▶ TASK DIRECTIONS: Pull every line of the entries that has the word "image".

Dataset records:

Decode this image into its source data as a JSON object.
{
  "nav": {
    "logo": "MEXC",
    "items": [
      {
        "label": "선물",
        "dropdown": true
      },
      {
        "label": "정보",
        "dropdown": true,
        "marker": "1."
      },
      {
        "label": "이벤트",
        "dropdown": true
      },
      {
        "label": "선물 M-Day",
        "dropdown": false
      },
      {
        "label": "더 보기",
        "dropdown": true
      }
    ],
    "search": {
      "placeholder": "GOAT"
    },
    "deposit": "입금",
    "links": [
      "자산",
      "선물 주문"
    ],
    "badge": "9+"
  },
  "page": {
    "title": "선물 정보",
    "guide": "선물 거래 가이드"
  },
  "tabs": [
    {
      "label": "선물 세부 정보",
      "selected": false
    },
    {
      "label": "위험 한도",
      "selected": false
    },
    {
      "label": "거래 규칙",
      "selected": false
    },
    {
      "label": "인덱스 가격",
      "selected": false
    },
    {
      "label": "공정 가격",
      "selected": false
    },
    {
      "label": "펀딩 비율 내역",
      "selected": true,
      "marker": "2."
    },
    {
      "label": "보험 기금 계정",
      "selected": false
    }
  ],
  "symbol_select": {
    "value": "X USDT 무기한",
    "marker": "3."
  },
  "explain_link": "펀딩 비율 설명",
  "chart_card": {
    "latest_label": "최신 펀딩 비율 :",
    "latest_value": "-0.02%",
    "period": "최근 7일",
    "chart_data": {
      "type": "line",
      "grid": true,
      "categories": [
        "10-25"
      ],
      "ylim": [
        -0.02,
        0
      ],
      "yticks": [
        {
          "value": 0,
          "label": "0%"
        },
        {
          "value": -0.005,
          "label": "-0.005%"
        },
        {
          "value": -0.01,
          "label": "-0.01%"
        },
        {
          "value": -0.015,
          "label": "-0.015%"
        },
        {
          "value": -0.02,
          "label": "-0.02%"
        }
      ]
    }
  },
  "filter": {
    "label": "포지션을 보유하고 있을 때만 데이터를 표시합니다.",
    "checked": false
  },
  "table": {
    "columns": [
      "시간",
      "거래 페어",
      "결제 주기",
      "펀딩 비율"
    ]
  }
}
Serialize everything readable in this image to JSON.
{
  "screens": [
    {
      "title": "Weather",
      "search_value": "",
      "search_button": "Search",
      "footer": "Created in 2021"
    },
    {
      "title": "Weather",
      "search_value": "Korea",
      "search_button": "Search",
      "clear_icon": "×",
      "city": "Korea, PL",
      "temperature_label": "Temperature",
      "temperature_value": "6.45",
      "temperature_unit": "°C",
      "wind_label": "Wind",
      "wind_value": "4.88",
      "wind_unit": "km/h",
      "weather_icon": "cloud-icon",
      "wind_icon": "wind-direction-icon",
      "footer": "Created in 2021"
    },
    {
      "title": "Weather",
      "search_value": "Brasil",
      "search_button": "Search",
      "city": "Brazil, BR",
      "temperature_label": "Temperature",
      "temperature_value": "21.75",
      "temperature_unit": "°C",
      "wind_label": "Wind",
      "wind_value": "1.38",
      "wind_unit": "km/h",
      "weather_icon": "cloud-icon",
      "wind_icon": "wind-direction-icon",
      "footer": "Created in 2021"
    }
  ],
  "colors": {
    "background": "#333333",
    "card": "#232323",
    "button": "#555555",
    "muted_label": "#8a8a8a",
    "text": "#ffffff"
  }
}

▶ CORRECT OUTPUT:
Decode this image into its source data as a JSON object.
Serialize everything readable in this image to JSON.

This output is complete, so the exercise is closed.